* To be done *
Copy out the entries exactly, from the first line to the last.
-- Start Dataset content --
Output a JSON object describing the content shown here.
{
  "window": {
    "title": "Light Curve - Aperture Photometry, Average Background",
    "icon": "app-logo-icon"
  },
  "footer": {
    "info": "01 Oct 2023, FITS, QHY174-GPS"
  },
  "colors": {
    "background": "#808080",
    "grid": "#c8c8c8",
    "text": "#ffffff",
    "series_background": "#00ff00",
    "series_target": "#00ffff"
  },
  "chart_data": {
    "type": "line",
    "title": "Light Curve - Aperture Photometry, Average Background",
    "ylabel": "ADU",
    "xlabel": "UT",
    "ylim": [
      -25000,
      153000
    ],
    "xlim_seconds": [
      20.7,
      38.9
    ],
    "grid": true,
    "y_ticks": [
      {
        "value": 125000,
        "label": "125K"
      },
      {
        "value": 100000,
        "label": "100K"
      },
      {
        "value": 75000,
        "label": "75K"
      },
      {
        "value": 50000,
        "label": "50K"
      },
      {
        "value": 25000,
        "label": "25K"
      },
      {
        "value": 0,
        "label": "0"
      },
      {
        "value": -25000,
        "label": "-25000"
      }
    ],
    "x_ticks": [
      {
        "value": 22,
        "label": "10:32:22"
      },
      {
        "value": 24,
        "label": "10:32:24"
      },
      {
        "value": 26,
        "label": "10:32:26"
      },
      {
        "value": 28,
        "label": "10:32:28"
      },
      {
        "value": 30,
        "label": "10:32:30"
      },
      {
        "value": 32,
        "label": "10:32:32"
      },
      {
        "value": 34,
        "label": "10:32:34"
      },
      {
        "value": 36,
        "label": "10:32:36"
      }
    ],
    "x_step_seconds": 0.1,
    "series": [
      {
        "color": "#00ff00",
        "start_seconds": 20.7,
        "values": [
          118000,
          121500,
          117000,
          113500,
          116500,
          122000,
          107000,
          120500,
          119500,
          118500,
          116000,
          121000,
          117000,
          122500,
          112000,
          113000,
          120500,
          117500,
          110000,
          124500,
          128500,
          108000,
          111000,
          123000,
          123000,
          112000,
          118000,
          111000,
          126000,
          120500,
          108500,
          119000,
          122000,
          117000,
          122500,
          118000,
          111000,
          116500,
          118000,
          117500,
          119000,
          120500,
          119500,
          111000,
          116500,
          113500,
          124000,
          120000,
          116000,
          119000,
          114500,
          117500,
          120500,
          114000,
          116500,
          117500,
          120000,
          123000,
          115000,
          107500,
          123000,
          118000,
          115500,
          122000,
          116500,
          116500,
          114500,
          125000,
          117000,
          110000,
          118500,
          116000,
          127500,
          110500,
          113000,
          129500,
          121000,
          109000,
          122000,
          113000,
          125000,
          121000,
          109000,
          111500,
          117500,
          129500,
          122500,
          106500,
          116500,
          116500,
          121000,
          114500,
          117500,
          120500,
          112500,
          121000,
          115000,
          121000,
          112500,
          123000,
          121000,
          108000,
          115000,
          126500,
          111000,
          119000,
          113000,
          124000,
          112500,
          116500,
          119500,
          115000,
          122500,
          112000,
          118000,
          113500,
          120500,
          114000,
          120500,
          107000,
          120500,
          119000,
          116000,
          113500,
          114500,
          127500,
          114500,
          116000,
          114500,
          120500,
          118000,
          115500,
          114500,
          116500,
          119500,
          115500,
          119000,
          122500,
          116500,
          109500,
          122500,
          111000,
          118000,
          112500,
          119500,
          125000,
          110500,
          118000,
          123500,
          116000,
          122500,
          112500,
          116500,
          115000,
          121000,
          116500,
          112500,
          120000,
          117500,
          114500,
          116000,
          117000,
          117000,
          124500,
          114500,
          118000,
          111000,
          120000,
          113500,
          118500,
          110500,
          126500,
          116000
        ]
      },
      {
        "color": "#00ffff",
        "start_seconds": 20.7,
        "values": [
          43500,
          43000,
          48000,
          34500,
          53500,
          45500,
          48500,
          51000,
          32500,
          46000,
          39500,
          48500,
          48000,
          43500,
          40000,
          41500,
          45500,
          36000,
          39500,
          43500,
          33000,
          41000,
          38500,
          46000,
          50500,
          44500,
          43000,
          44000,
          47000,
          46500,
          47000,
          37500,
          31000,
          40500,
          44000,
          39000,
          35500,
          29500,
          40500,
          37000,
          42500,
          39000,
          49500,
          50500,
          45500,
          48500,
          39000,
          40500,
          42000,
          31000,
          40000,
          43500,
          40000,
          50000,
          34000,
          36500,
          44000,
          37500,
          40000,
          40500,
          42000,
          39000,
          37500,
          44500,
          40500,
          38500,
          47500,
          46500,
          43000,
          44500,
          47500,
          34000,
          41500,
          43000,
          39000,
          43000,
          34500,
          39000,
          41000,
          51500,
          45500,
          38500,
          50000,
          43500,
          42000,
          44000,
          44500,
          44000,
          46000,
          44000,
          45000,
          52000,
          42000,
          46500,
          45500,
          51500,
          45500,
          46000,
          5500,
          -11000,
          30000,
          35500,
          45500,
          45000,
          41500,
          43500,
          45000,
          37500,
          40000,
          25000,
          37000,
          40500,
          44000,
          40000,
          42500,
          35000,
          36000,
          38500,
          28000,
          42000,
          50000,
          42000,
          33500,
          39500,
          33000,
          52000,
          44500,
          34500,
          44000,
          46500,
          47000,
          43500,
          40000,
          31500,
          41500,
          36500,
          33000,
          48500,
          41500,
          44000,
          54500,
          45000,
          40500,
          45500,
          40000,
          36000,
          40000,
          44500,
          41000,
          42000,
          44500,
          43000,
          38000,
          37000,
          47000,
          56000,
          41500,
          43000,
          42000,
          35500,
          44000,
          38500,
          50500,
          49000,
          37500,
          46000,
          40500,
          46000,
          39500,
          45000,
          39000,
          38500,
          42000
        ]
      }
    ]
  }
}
-- End Dataset content --
* Answer to this problem *
Output a JSON object describing the content shown here.
{
  "window": {
    "title": "Light Curve - Aperture Photometry, Average Background",
    "icon": "app-logo-icon"
  },
  "footer": {
    "info": "01 Oct 2023, FITS, QHY174-GPS"
  },
  "colors": {
    "background": "#808080",
    "grid": "#c8c8c8",
    "text": "#ffffff",
    "series_background": "#00ff00",
    "series_target": "#00ffff"
  },
  "chart_data": {
    "type": "line",
    "title": "Light Curve - Aperture Photometry, Average Background",
    "ylabel": "ADU",
    "xlabel": "UT",
    "ylim": [
      -25000,
      153000
    ],
    "xlim_seconds": [
      20.7,
      38.9
    ],
    "grid": true,
    "y_ticks": [
      {
        "value": 125000,
        "label": "125K"
      },
      {
        "value": 100000,
        "label": "100K"
      },
      {
        "value": 75000,
        "label": "75K"
      },
      {
        "value": 50000,
        "label": "50K"
      },
      {
        "value": 25000,
        "label": "25K"
      },
      {
        "value": 0,
        "label": "0"
      },
      {
        "value": -25000,
        "label": "-25000"
      }
    ],
    "x_ticks": [
      {
        "value": 22,
        "label": "10:32:22"
      },
      {
        "value": 24,
        "label": "10:32:24"
      },
      {
        "value": 26,
        "label": "10:32:26"
      },
      {
        "value": 28,
        "label": "10:32:28"
      },
      {
        "value": 30,
        "label": "10:32:30"
      },
      {
        "value": 32,
        "label": "10:32:32"
      },
      {
        "value": 34,
        "label": "10:32:34"
      },
      {
        "value": 36,
        "label": "10:32:36"
      }
    ],
    "x_step_seconds": 0.1,
    "series": [
      {
        "color": "#00ff00",
        "start_seconds": 20.7,
        "values": [
          118000,
          121500,
          117000,
          113500,
          116500,
          122000,
          107000,
          120500,
          119500,
          118500,
          116000,
          121000,
          117000,
          122500,
          112000,
          113000,
          120500,
          117500,
          110000,
          124500,
          128500,
          108000,
          111000,
          123000,
          123000,
          112000,
          118000,
          111000,
          126000,
          120500,
          108500,
          119000,
          122000,
          117000,
          122500,
          118000,
          111000,
          116500,
          118000,
          117500,
          119000,
          120500,
          119500,
          111000,
          116500,
          113500,
          124000,
          120000,
          116000,
          119000,
          114500,
          117500,
          120500,
          114000,
          116500,
          117500,
          120000,
          123000,
          115000,
          107500,
          123000,
          118000,
          115500,
          122000,
          116500,
          116500,
          114500,
          125000,
          117000,
          110000,
          118500,
          116000,
          127500,
          110500,
          113000,
          129500,
          121000,
          109000,
          122000,
          113000,
          125000,
          121000,
          109000,
          111500,
          117500,
          129500,
          122500,
          106500,
          116500,
          116500,
          121000,
          114500,
          117500,
          120500,
          112500,
          121000,
          115000,
          121000,
          112500,
          123000,
          121000,
          108000,
          115000,
          126500,
          111000,
          119000,
          113000,
          124000,
          112500,
          116500,
          119500,
          115000,
          122500,
          112000,
          118000,
          113500,
          120500,
          114000,
          120500,
          107000,
          120500,
          119000,
          116000,
          113500,
          114500,
          127500,
          114500,
          116000,
          114500,
          120500,
          118000,
          115500,
          114500,
          116500,
          119500,
          115500,
          119000,
          122500,
          116500,
          109500,
          122500,
          111000,
          118000,
          112500,
          119500,
          125000,
          110500,
          118000,
          123500,
          116000,
          122500,
          112500,
          116500,
          115000,
          121000,
          116500,
          112500,
          120000,
          117500,
          114500,
          116000,
          117000,
          117000,
          124500,
          114500,
          118000,
          111000,
          120000,
          113500,
          118500,
          110500,
          126500,
          116000
        ]
      },
      {
        "color": "#00ffff",
        "start_seconds": 20.7,
        "values": [
          43500,
          43000,
          48000,
          34500,
          53500,
          45500,
          48500,
          51000,
          32500,
          46000,
          39500,
          48500,
          48000,
          43500,
          40000,
          41500,
          45500,
          36000,
          39500,
          43500,
          33000,
          41000,
          38500,
          46000,
          50500,
          44500,
          43000,
          44000,
          47000,
          46500,
          47000,
          37500,
          31000,
          40500,
          44000,
          39000,
          35500,
          29500,
          40500,
          37000,
          42500,
          39000,
          49500,
          50500,
          45500,
          48500,
          39000,
          40500,
          42000,
          31000,
          40000,
          43500,
          40000,
          50000,
          34000,
          36500,
          44000,
          37500,
          40000,
          40500,
          42000,
          39000,
          37500,
          44500,
          40500,
          38500,
          47500,
          46500,
          43000,
          44500,
          47500,
          34000,
          41500,
          43000,
          39000,
          43000,
          34500,
          39000,
          41000,
          51500,
          45500,
          38500,
          50000,
          43500,
          42000,
          44000,
          44500,
          44000,
          46000,
          44000,
          45000,
          52000,
          42000,
          46500,
          45500,
          51500,
          45500,
          46000,
          5500,
          -11000,
          30000,
          35500,
          45500,
          45000,
          41500,
          43500,
          45000,
          37500,
          40000,
          25000,
          37000,
          40500,
          44000,
          40000,
          42500,
          35000,
          36000,
          38500,
          28000,
          42000,
          50000,
          42000,
          33500,
          39500,
          33000,
          52000,
          44500,
          34500,
          44000,
          46500,
          47000,
          43500,
          40000,
          31500,
          41500,
          36500,
          33000,
          48500,
          41500,
          44000,
          54500,
          45000,
          40500,
          45500,
          40000,
          36000,
          40000,
          44500,
          41000,
          42000,
          44500,
          43000,
          38000,
          37000,
          47000,
          56000,
          41500,
          43000,
          42000,
          35500,
          44000,
          38500,
          50500,
          49000,
          37500,
          46000,
          40500,
          46000,
          39500,
          45000,
          39000,
          38500,
          42000
        ]
      }
    ]
  }
}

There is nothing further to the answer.